● PROVIDED MATERIAL:
start
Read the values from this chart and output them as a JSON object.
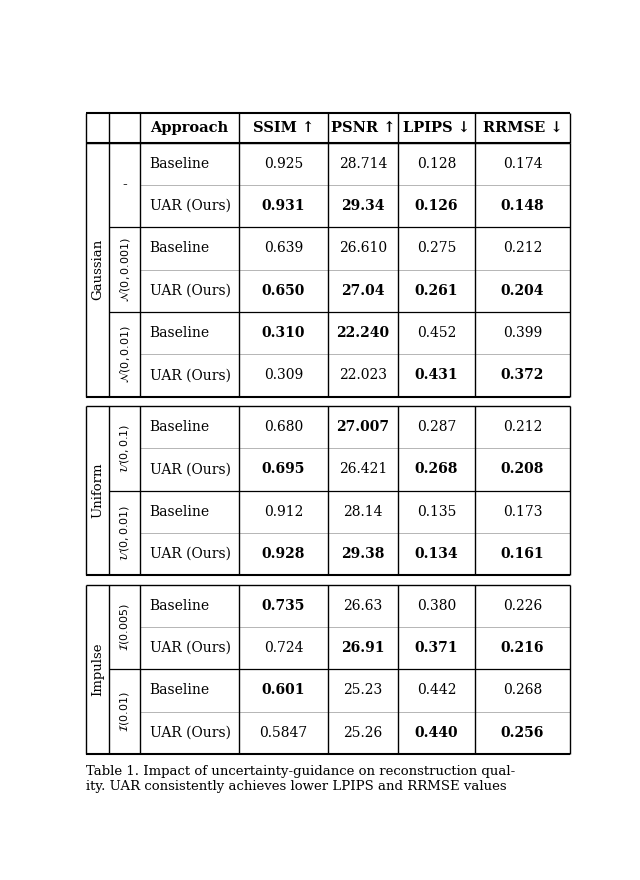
{
  "headers": [
    "Approach",
    "SSIM ↑",
    "PSNR ↑",
    "LPIPS ↓",
    "RRMSE ↓"
  ],
  "caption": "Table 1. Impact of uncertainty-guidance on reconstruction qual-\nity. UAR consistently achieves lower LPIPS and RRMSE values",
  "sections": [
    {
      "group_label": "Gaussian",
      "subsections": [
        {
          "sub_label": "-",
          "sub_label_math": false,
          "rows": [
            {
              "approach": "Baseline",
              "values": [
                "0.925",
                "28.714",
                "0.128",
                "0.174"
              ],
              "bold": [
                false,
                false,
                false,
                false
              ]
            },
            {
              "approach": "UAR (Ours)",
              "values": [
                "0.931",
                "29.34",
                "0.126",
                "0.148"
              ],
              "bold": [
                true,
                true,
                true,
                true
              ]
            }
          ]
        },
        {
          "sub_label": "$\\mathcal{N}(0, 0.001)$",
          "sub_label_math": true,
          "rows": [
            {
              "approach": "Baseline",
              "values": [
                "0.639",
                "26.610",
                "0.275",
                "0.212"
              ],
              "bold": [
                false,
                false,
                false,
                false
              ]
            },
            {
              "approach": "UAR (Ours)",
              "values": [
                "0.650",
                "27.04",
                "0.261",
                "0.204"
              ],
              "bold": [
                true,
                true,
                true,
                true
              ]
            }
          ]
        },
        {
          "sub_label": "$\\mathcal{N}(0, 0.01)$",
          "sub_label_math": true,
          "rows": [
            {
              "approach": "Baseline",
              "values": [
                "0.310",
                "22.240",
                "0.452",
                "0.399"
              ],
              "bold": [
                true,
                true,
                false,
                false
              ]
            },
            {
              "approach": "UAR (Ours)",
              "values": [
                "0.309",
                "22.023",
                "0.431",
                "0.372"
              ],
              "bold": [
                false,
                false,
                true,
                true
              ]
            }
          ]
        }
      ]
    },
    {
      "group_label": "Uniform",
      "subsections": [
        {
          "sub_label": "$\\mathcal{U}(0, 0.1)$",
          "sub_label_math": true,
          "rows": [
            {
              "approach": "Baseline",
              "values": [
                "0.680",
                "27.007",
                "0.287",
                "0.212"
              ],
              "bold": [
                false,
                true,
                false,
                false
              ]
            },
            {
              "approach": "UAR (Ours)",
              "values": [
                "0.695",
                "26.421",
                "0.268",
                "0.208"
              ],
              "bold": [
                true,
                false,
                true,
                true
              ]
            }
          ]
        },
        {
          "sub_label": "$\\mathcal{U}(0, 0.01)$",
          "sub_label_math": true,
          "rows": [
            {
              "approach": "Baseline",
              "values": [
                "0.912",
                "28.14",
                "0.135",
                "0.173"
              ],
              "bold": [
                false,
                false,
                false,
                false
              ]
            },
            {
              "approach": "UAR (Ours)",
              "values": [
                "0.928",
                "29.38",
                "0.134",
                "0.161"
              ],
              "bold": [
                true,
                true,
                true,
                true
              ]
            }
          ]
        }
      ]
    },
    {
      "group_label": "Impulse",
      "subsections": [
        {
          "sub_label": "$\\mathcal{I}(0.005)$",
          "sub_label_math": true,
          "rows": [
            {
              "approach": "Baseline",
              "values": [
                "0.735",
                "26.63",
                "0.380",
                "0.226"
              ],
              "bold": [
                true,
                false,
                false,
                false
              ]
            },
            {
              "approach": "UAR (Ours)",
              "values": [
                "0.724",
                "26.91",
                "0.371",
                "0.216"
              ],
              "bold": [
                false,
                true,
                true,
                true
              ]
            }
          ]
        },
        {
          "sub_label": "$\\mathcal{I}(0.01)$",
          "sub_label_math": true,
          "rows": [
            {
              "approach": "Baseline",
              "values": [
                "0.601",
                "25.23",
                "0.442",
                "0.268"
              ],
              "bold": [
                true,
                false,
                false,
                false
              ]
            },
            {
              "approach": "UAR (Ours)",
              "values": [
                "0.5847",
                "25.26",
                "0.440",
                "0.256"
              ],
              "bold": [
                false,
                false,
                true,
                true
              ]
            }
          ]
        }
      ]
    }
  ]
}
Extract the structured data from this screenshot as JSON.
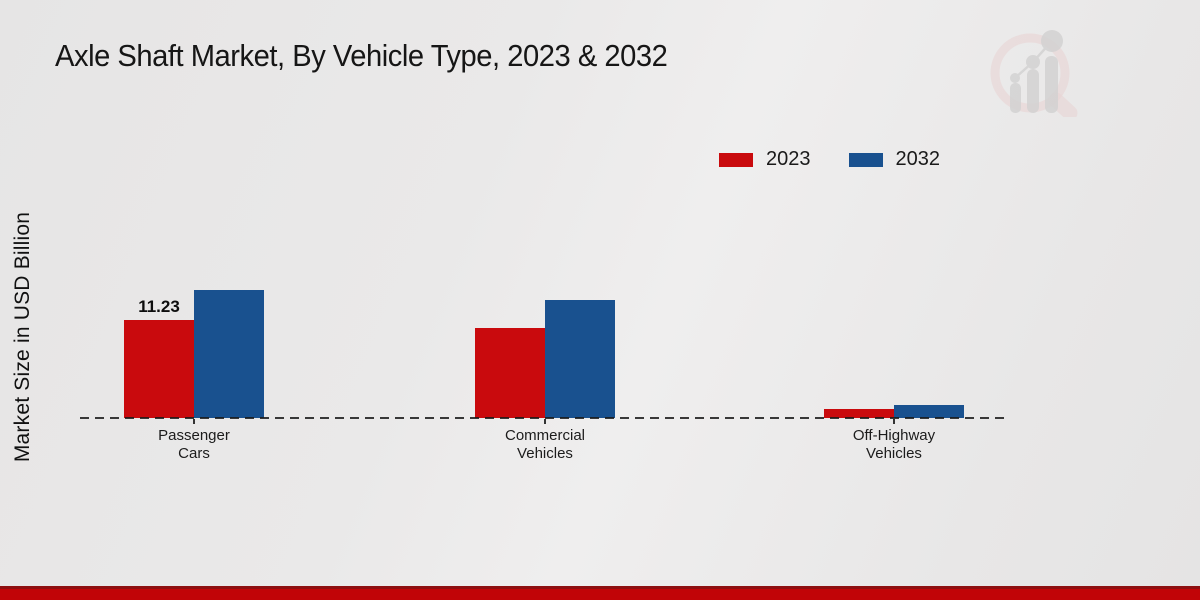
{
  "title": "Axle Shaft Market, By Vehicle Type, 2023 & 2032",
  "y_axis_label": "Market Size in USD Billion",
  "legend": [
    {
      "label": "2023",
      "color": "#c90a0d"
    },
    {
      "label": "2032",
      "color": "#19518f"
    }
  ],
  "colors": {
    "series_2023": "#c90a0d",
    "series_2032": "#19518f",
    "background": "#e9e8e8",
    "baseline": "#1a1a1a",
    "bottom_strip": "#c10407",
    "bottom_strip_edge": "#8e0f10",
    "watermark_pink": "#e7cbcb",
    "watermark_gray": "#c9c9c9"
  },
  "chart_data": {
    "type": "bar",
    "categories": [
      "Passenger\nCars",
      "Commercial\nVehicles",
      "Off-Highway\nVehicles"
    ],
    "series": [
      {
        "name": "2023",
        "color": "#c90a0d",
        "values": [
          11.23,
          10.3,
          1.0
        ],
        "labels": [
          "11.23",
          "",
          ""
        ]
      },
      {
        "name": "2032",
        "color": "#19518f",
        "values": [
          14.7,
          13.5,
          1.5
        ],
        "labels": [
          "",
          "",
          ""
        ]
      }
    ],
    "title": "Axle Shaft Market, By Vehicle Type, 2023 & 2032",
    "xlabel": "",
    "ylabel": "Market Size in USD Billion",
    "ylim": [
      0,
      16
    ],
    "grid": false,
    "y_axis_ticks_visible": false,
    "baseline_style": "dashed",
    "legend_position": "top-right",
    "annotations": [
      {
        "series": "2023",
        "category": "Passenger Cars",
        "text": "11.23"
      }
    ]
  }
}
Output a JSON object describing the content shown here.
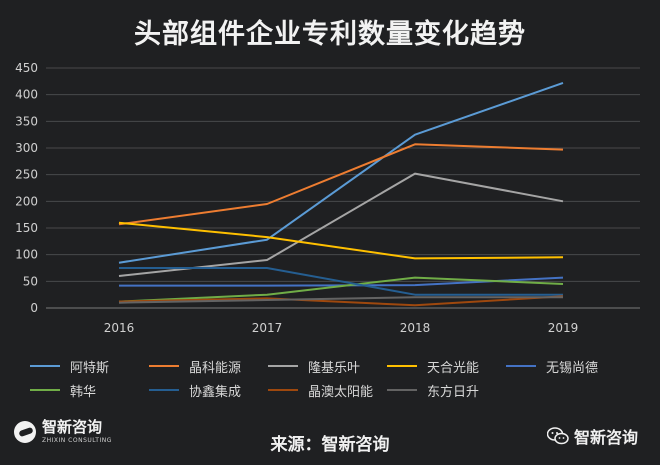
{
  "title": "头部组件企业专利数量变化趋势",
  "footer": {
    "source": "来源：智新咨询",
    "logo_left_cn": "智新咨询",
    "logo_left_en": "ZHIXIN CONSULTING",
    "logo_right": "智新咨询"
  },
  "chart_data": {
    "type": "line",
    "title": "头部组件企业专利数量变化趋势",
    "categories": [
      "2016",
      "2017",
      "2018",
      "2019"
    ],
    "ylim": [
      0,
      450
    ],
    "yticks": [
      "0",
      "50",
      "100",
      "150",
      "200",
      "250",
      "300",
      "350",
      "400",
      "450"
    ],
    "grid": true,
    "legend_position": "bottom",
    "series": [
      {
        "name": "阿特斯",
        "color": "#5b9bd5",
        "values": [
          85,
          128,
          325,
          422
        ]
      },
      {
        "name": "晶科能源",
        "color": "#ed7d31",
        "values": [
          157,
          195,
          307,
          297
        ]
      },
      {
        "name": "隆基乐叶",
        "color": "#a5a5a5",
        "values": [
          60,
          90,
          252,
          200
        ]
      },
      {
        "name": "天合光能",
        "color": "#ffc000",
        "values": [
          160,
          133,
          93,
          95
        ]
      },
      {
        "name": "无锡尚德",
        "color": "#4472c4",
        "values": [
          42,
          42,
          43,
          57
        ]
      },
      {
        "name": "韩华",
        "color": "#70ad47",
        "values": [
          12,
          25,
          57,
          45
        ]
      },
      {
        "name": "协鑫集成",
        "color": "#255e91",
        "values": [
          75,
          75,
          25,
          25
        ]
      },
      {
        "name": "晶澳太阳能",
        "color": "#9e480e",
        "values": [
          12,
          18,
          5,
          22
        ]
      },
      {
        "name": "东方日升",
        "color": "#636363",
        "values": [
          10,
          15,
          20,
          20
        ]
      }
    ]
  }
}
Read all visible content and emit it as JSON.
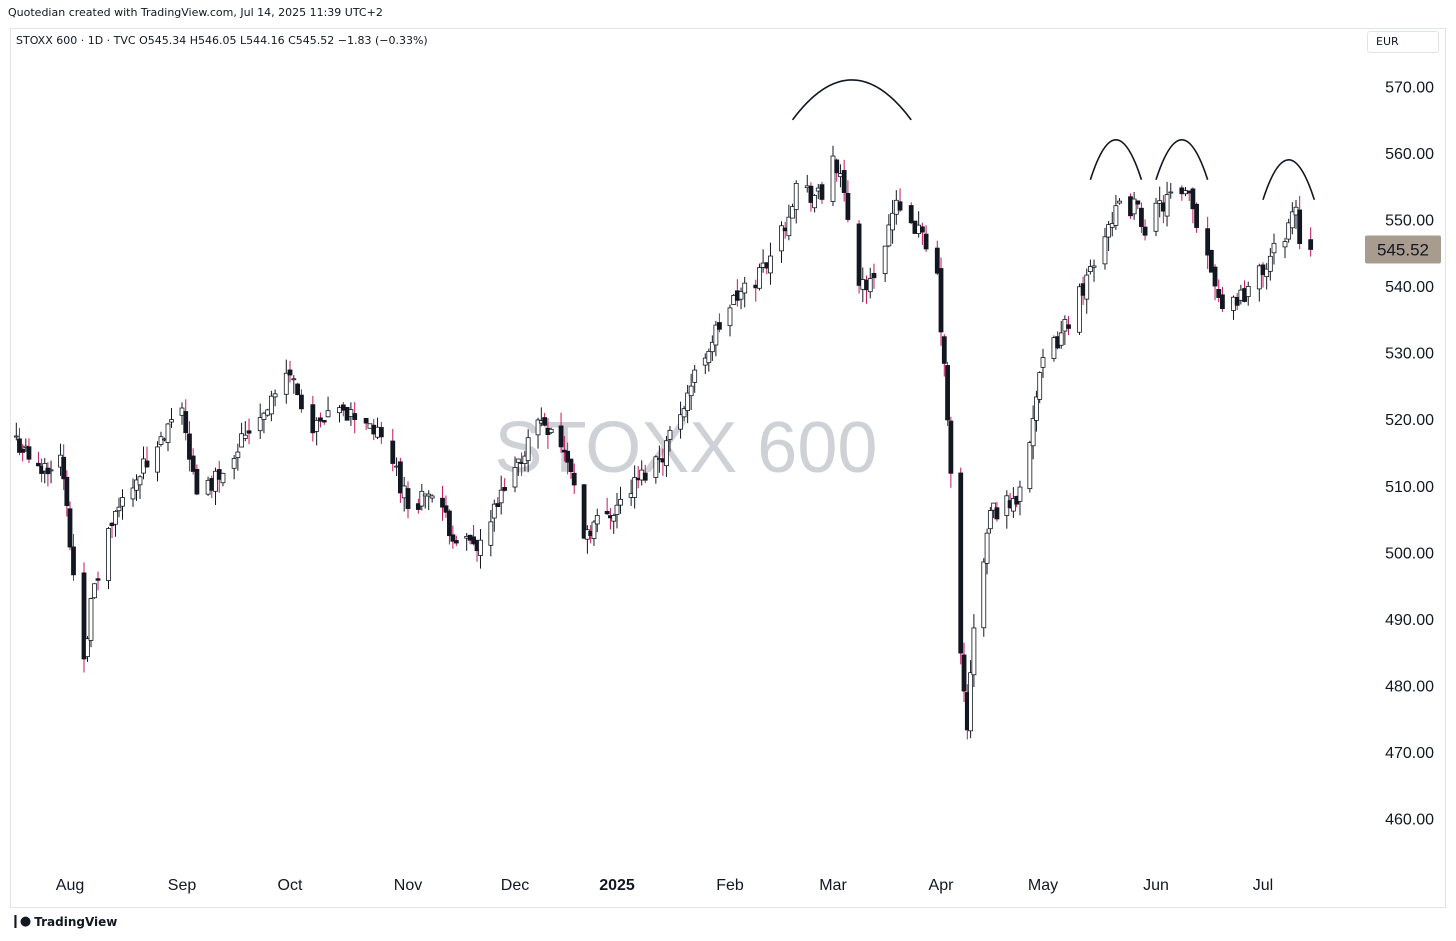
{
  "header": {
    "credit": "Quotedian created with TradingView.com, Jul 14, 2025 11:39 UTC+2",
    "legend": "STOXX 600 · 1D · TVC  O545.34  H546.05  L544.16  C545.52  −1.83 (−0.33%)",
    "currency": "EUR"
  },
  "watermark": "STOXX 600",
  "footer": {
    "brand": "TradingView"
  },
  "colors": {
    "up": "#ffffff",
    "down_body": "#131722",
    "down_wick": "#c2185b",
    "price_tag": "#a89c8e"
  },
  "chart_data": {
    "type": "candlestick",
    "y_ticks": [
      "570.00",
      "560.00",
      "550.00",
      "540.00",
      "530.00",
      "520.00",
      "510.00",
      "500.00",
      "490.00",
      "480.00",
      "470.00",
      "460.00"
    ],
    "y_tick_values": [
      570,
      560,
      550,
      540,
      530,
      520,
      510,
      500,
      490,
      480,
      470,
      460
    ],
    "ylim": [
      456,
      574
    ],
    "x_labels": [
      {
        "label": "Aug",
        "date": "2024-08-01"
      },
      {
        "label": "Sep",
        "date": "2024-09-02"
      },
      {
        "label": "Oct",
        "date": "2024-10-01"
      },
      {
        "label": "Nov",
        "date": "2024-11-01"
      },
      {
        "label": "Dec",
        "date": "2024-12-02"
      },
      {
        "label": "2025",
        "date": "2025-01-02",
        "bold": true
      },
      {
        "label": "Feb",
        "date": "2025-02-03"
      },
      {
        "label": "Mar",
        "date": "2025-03-03"
      },
      {
        "label": "Apr",
        "date": "2025-04-01"
      },
      {
        "label": "May",
        "date": "2025-05-02"
      },
      {
        "label": "Jun",
        "date": "2025-06-02"
      },
      {
        "label": "Jul",
        "date": "2025-07-01"
      }
    ],
    "last_price": "545.52",
    "closes": [
      {
        "date": "2024-07-15",
        "close": 517
      },
      {
        "date": "2024-07-22",
        "close": 512
      },
      {
        "date": "2024-07-29",
        "close": 515
      },
      {
        "date": "2024-08-02",
        "close": 497
      },
      {
        "date": "2024-08-05",
        "close": 485
      },
      {
        "date": "2024-08-07",
        "close": 492
      },
      {
        "date": "2024-08-12",
        "close": 503
      },
      {
        "date": "2024-08-19",
        "close": 511
      },
      {
        "date": "2024-08-26",
        "close": 515
      },
      {
        "date": "2024-09-02",
        "close": 522
      },
      {
        "date": "2024-09-06",
        "close": 508
      },
      {
        "date": "2024-09-12",
        "close": 512
      },
      {
        "date": "2024-09-19",
        "close": 518
      },
      {
        "date": "2024-09-26",
        "close": 523
      },
      {
        "date": "2024-10-01",
        "close": 527
      },
      {
        "date": "2024-10-07",
        "close": 518
      },
      {
        "date": "2024-10-14",
        "close": 521
      },
      {
        "date": "2024-10-21",
        "close": 520
      },
      {
        "date": "2024-10-28",
        "close": 514
      },
      {
        "date": "2024-11-01",
        "close": 507
      },
      {
        "date": "2024-11-07",
        "close": 509
      },
      {
        "date": "2024-11-14",
        "close": 503
      },
      {
        "date": "2024-11-21",
        "close": 500
      },
      {
        "date": "2024-11-27",
        "close": 507
      },
      {
        "date": "2024-12-02",
        "close": 512
      },
      {
        "date": "2024-12-09",
        "close": 520
      },
      {
        "date": "2024-12-13",
        "close": 519
      },
      {
        "date": "2024-12-18",
        "close": 514
      },
      {
        "date": "2024-12-23",
        "close": 503
      },
      {
        "date": "2025-01-02",
        "close": 507
      },
      {
        "date": "2025-01-10",
        "close": 512
      },
      {
        "date": "2025-01-15",
        "close": 515
      },
      {
        "date": "2025-01-22",
        "close": 524
      },
      {
        "date": "2025-01-28",
        "close": 531
      },
      {
        "date": "2025-02-03",
        "close": 537
      },
      {
        "date": "2025-02-10",
        "close": 541
      },
      {
        "date": "2025-02-17",
        "close": 548
      },
      {
        "date": "2025-02-21",
        "close": 555
      },
      {
        "date": "2025-02-28",
        "close": 553
      },
      {
        "date": "2025-03-03",
        "close": 560
      },
      {
        "date": "2025-03-06",
        "close": 553
      },
      {
        "date": "2025-03-10",
        "close": 541
      },
      {
        "date": "2025-03-13",
        "close": 540
      },
      {
        "date": "2025-03-18",
        "close": 549
      },
      {
        "date": "2025-03-21",
        "close": 553
      },
      {
        "date": "2025-03-26",
        "close": 548
      },
      {
        "date": "2025-03-31",
        "close": 541
      },
      {
        "date": "2025-04-03",
        "close": 520
      },
      {
        "date": "2025-04-07",
        "close": 484
      },
      {
        "date": "2025-04-09",
        "close": 474
      },
      {
        "date": "2025-04-11",
        "close": 488
      },
      {
        "date": "2025-04-16",
        "close": 506
      },
      {
        "date": "2025-04-24",
        "close": 508
      },
      {
        "date": "2025-05-02",
        "close": 528
      },
      {
        "date": "2025-05-09",
        "close": 535
      },
      {
        "date": "2025-05-16",
        "close": 544
      },
      {
        "date": "2025-05-21",
        "close": 551
      },
      {
        "date": "2025-05-27",
        "close": 552
      },
      {
        "date": "2025-05-30",
        "close": 549
      },
      {
        "date": "2025-06-05",
        "close": 553
      },
      {
        "date": "2025-06-11",
        "close": 553
      },
      {
        "date": "2025-06-16",
        "close": 545
      },
      {
        "date": "2025-06-20",
        "close": 537
      },
      {
        "date": "2025-06-26",
        "close": 539
      },
      {
        "date": "2025-07-02",
        "close": 543
      },
      {
        "date": "2025-07-07",
        "close": 548
      },
      {
        "date": "2025-07-10",
        "close": 552
      },
      {
        "date": "2025-07-11",
        "close": 547
      },
      {
        "date": "2025-07-14",
        "close": 545.52
      }
    ],
    "annotations": [
      {
        "type": "arc",
        "from": "2025-02-20",
        "to": "2025-03-24",
        "level": 568
      },
      {
        "type": "arc",
        "from": "2025-05-15",
        "to": "2025-05-29",
        "level": 559
      },
      {
        "type": "arc",
        "from": "2025-06-02",
        "to": "2025-06-16",
        "level": 559
      },
      {
        "type": "arc",
        "from": "2025-07-01",
        "to": "2025-07-15",
        "level": 556
      }
    ]
  }
}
end
● WHAT NEEDS TO BE DONE: Show all lines from the listing above in which "LPIPS" appears.

● REPLY TO THE EXERCISE:
    "LPIPS ↓",
  "caption": "Table 1. Impact of uncertainty-guidance on reconstruction qual-\nity. UAR consistently achieves lower LPIPS and RRMSE values",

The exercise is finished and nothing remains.